- [TASK TO COMPLETE] From the listing below, pick out each line with the word "Extra".
══ DATASET ══
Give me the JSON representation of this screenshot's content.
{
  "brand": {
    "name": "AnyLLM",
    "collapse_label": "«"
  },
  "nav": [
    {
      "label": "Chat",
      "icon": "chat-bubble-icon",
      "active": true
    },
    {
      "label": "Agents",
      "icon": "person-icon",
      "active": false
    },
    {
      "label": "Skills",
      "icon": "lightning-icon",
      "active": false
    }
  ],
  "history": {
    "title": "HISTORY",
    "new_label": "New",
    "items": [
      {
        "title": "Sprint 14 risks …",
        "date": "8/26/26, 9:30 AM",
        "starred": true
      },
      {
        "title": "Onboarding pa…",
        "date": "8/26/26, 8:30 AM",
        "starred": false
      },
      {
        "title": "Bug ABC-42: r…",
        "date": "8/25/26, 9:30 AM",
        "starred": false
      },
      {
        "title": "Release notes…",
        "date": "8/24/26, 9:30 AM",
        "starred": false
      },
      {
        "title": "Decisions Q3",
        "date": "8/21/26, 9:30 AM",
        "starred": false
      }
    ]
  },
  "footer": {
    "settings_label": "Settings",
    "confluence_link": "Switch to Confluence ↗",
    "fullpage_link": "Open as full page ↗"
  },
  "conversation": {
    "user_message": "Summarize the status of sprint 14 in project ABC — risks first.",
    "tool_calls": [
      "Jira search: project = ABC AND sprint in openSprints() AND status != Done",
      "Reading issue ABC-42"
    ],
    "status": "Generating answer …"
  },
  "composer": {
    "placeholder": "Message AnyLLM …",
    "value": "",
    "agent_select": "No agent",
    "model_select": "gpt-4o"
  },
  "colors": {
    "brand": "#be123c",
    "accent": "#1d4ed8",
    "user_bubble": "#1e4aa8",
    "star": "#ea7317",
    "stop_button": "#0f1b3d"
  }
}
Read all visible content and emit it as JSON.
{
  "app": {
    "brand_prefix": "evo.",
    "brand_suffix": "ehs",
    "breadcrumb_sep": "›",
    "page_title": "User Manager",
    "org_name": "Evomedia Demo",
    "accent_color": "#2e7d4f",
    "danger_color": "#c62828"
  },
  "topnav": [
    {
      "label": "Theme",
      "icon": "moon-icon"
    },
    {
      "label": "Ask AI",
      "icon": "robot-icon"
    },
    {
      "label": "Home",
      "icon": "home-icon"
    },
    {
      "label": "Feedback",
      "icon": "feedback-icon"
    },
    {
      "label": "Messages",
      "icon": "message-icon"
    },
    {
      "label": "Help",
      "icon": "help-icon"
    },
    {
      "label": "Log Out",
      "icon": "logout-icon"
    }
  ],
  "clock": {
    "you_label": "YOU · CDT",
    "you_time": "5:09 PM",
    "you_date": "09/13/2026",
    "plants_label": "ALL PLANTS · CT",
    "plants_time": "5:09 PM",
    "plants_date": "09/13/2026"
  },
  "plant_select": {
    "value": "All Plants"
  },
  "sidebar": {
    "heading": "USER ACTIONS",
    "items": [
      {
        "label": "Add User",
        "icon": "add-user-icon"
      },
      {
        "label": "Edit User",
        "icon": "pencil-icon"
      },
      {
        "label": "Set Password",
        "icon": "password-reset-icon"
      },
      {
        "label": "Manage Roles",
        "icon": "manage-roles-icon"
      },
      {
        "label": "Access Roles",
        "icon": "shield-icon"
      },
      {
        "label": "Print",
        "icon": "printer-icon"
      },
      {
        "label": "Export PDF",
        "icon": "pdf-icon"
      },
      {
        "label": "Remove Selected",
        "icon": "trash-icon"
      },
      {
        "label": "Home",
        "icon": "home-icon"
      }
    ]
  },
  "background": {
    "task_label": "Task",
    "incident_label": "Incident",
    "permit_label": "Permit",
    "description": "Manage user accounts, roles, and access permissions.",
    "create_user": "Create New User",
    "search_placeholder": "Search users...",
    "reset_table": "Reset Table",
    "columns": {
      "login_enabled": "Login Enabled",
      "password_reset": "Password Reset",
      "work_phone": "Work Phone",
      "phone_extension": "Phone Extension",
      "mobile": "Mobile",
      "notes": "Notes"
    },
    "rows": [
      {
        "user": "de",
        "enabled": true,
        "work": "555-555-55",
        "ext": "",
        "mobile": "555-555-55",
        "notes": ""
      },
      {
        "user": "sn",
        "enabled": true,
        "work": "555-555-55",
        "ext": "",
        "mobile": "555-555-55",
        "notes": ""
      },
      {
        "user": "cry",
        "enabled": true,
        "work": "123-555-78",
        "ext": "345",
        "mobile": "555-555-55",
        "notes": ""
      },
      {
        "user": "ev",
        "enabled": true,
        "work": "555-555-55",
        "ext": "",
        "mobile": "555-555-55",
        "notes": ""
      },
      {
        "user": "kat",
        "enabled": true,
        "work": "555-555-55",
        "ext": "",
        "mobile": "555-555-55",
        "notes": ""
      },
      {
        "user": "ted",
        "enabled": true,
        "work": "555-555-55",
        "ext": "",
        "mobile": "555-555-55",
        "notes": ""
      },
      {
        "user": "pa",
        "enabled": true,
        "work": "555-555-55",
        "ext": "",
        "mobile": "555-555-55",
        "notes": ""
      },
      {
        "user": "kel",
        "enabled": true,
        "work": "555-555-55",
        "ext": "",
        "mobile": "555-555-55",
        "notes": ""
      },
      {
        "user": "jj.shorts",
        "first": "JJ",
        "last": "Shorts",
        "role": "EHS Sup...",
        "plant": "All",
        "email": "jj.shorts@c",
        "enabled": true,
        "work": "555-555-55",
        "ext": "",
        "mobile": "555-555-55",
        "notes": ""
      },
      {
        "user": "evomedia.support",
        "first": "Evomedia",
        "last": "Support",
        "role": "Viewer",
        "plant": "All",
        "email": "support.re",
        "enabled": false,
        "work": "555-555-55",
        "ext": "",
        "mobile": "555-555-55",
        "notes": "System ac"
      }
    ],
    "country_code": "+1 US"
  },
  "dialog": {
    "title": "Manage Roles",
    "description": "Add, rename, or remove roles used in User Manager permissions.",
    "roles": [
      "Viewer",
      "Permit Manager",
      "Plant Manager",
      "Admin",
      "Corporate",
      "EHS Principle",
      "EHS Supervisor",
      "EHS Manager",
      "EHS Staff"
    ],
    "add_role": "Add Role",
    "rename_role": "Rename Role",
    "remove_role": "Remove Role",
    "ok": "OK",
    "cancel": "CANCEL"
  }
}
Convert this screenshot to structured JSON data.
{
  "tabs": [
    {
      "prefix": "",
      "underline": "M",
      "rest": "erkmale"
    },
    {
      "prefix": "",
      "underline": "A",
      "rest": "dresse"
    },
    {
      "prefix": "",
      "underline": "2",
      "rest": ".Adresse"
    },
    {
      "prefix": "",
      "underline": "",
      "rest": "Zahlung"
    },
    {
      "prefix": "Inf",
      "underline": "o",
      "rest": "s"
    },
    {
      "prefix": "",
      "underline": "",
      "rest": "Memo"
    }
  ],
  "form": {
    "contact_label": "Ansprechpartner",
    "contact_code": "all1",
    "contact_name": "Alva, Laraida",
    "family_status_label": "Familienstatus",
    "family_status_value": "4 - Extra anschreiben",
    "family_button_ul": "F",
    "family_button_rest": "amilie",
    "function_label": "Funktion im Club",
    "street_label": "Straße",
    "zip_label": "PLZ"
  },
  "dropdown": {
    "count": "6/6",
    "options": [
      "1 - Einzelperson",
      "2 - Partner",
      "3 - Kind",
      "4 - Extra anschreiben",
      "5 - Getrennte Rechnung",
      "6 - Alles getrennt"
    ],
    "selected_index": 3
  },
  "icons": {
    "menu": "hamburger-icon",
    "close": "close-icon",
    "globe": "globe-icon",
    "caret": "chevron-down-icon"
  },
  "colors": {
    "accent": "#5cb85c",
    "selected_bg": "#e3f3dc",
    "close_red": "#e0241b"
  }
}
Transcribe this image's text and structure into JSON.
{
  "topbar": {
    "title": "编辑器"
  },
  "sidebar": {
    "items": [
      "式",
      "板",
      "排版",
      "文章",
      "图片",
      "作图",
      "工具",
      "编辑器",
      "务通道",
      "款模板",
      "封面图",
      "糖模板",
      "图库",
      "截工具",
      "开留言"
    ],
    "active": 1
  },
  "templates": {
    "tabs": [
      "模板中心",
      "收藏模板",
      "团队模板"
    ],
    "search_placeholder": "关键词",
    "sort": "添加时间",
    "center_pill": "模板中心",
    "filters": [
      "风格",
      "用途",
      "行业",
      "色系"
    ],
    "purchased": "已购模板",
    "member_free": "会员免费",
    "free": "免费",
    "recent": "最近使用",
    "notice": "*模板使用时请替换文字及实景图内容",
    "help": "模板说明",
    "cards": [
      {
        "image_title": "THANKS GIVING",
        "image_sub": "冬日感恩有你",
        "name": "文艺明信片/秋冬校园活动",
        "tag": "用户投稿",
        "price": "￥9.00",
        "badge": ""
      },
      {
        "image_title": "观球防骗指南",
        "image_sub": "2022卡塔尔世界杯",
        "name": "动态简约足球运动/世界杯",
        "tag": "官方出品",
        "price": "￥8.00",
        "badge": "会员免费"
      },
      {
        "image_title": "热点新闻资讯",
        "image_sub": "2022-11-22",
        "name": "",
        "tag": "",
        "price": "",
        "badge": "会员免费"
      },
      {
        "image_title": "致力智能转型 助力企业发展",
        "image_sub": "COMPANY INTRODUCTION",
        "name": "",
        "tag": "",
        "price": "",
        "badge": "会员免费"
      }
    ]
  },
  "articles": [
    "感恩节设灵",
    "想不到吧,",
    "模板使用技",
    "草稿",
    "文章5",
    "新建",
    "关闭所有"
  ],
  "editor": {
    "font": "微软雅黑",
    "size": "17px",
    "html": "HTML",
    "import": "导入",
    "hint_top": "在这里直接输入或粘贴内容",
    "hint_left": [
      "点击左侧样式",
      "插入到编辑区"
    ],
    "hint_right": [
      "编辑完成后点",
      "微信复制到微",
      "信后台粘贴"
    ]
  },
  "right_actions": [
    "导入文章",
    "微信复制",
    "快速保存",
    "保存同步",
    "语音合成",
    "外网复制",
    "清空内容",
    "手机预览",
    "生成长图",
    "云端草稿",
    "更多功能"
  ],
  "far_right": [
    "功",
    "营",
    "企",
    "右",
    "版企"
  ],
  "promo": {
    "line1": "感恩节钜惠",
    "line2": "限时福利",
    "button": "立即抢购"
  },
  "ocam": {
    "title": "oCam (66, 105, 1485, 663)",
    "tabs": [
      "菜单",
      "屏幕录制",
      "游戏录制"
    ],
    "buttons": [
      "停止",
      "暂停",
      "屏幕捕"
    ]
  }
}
═══
- [FINAL ANSWER]
    "family_status_value": "4 - Extra anschreiben",
      "4 - Extra anschreiben",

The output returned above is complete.